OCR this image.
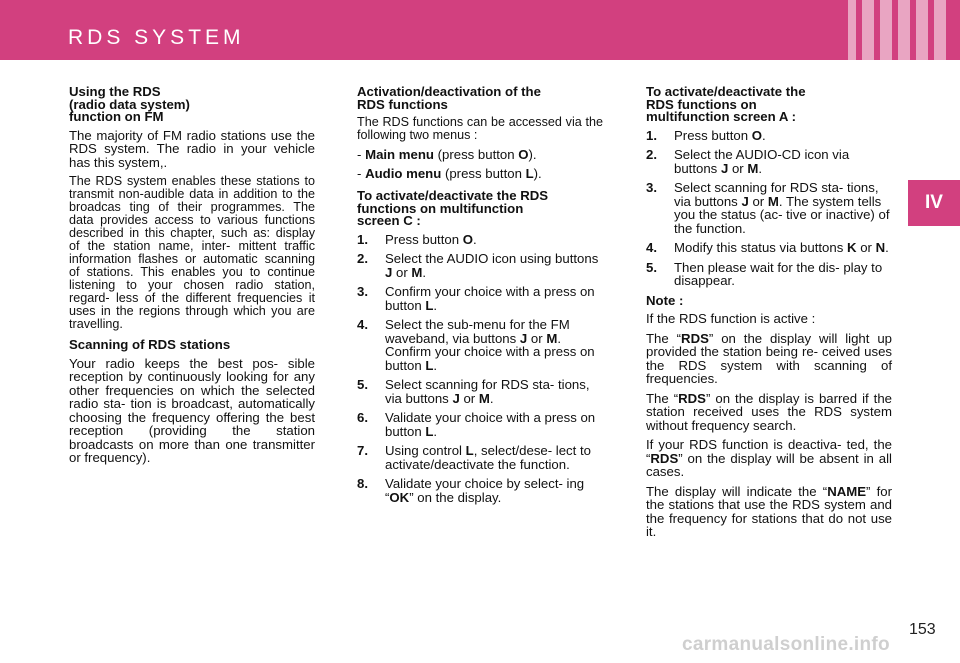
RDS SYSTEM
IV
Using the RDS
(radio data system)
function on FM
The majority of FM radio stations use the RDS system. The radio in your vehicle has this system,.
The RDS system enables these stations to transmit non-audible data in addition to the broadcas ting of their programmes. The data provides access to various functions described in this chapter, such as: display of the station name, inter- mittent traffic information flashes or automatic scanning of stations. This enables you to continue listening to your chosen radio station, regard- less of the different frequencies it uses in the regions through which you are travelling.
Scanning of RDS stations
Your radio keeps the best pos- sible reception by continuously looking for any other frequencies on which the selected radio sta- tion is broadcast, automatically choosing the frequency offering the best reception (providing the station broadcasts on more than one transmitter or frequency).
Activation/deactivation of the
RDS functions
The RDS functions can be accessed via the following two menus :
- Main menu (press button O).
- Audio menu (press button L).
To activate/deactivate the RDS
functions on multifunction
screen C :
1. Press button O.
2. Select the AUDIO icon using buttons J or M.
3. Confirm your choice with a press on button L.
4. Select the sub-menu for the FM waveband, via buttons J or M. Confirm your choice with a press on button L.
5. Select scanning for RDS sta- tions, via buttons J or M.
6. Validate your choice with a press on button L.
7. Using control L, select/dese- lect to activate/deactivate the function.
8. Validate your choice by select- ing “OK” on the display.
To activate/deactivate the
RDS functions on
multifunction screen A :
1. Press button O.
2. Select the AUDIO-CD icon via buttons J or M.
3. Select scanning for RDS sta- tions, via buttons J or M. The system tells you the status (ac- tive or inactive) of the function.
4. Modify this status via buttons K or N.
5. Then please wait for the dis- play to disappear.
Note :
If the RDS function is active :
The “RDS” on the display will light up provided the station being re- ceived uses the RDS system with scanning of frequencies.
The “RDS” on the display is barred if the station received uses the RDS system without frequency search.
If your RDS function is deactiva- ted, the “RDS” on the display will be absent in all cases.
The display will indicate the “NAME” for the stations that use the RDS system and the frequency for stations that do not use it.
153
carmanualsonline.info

TASK STATEMENT —
Print each entry shown above with exact wording and no pictures.

EXERCISE RESULT —
OCR this image.
RDS SYSTEM
IV
Using the RDS
(radio data system)
function on FM
The majority of FM radio stations use the RDS system. The radio in your vehicle has this system,.
The RDS system enables these stations to transmit non-audible data in addition to the broadcas ting of their programmes. The data provides access to various functions described in this chapter, such as: display of the station name, inter- mittent traffic information flashes or automatic scanning of stations. This enables you to continue listening to your chosen radio station, regard- less of the different frequencies it uses in the regions through which you are travelling.
Scanning of RDS stations
Your radio keeps the best pos- sible reception by continuously looking for any other frequencies on which the selected radio sta- tion is broadcast, automatically choosing the frequency offering the best reception (providing the station broadcasts on more than one transmitter or frequency).
Activation/deactivation of the
RDS functions
The RDS functions can be accessed via the following two menus :
- Main menu (press button O).
- Audio menu (press button L).
To activate/deactivate the RDS
functions on multifunction
screen C :
1. Press button O.
2. Select the AUDIO icon using buttons J or M.
3. Confirm your choice with a press on button L.
4. Select the sub-menu for the FM waveband, via buttons J or M. Confirm your choice with a press on button L.
5. Select scanning for RDS sta- tions, via buttons J or M.
6. Validate your choice with a press on button L.
7. Using control L, select/dese- lect to activate/deactivate the function.
8. Validate your choice by select- ing “OK” on the display.
To activate/deactivate the
RDS functions on
multifunction screen A :
1. Press button O.
2. Select the AUDIO-CD icon via buttons J or M.
3. Select scanning for RDS sta- tions, via buttons J or M. The system tells you the status (ac- tive or inactive) of the function.
4. Modify this status via buttons K or N.
5. Then please wait for the dis- play to disappear.
Note :
If the RDS function is active :
The “RDS” on the display will light up provided the station being re- ceived uses the RDS system with scanning of frequencies.
The “RDS” on the display is barred if the station received uses the RDS system without frequency search.
If your RDS function is deactiva- ted, the “RDS” on the display will be absent in all cases.
The display will indicate the “NAME” for the stations that use the RDS system and the frequency for stations that do not use it.
153
carmanualsonline.info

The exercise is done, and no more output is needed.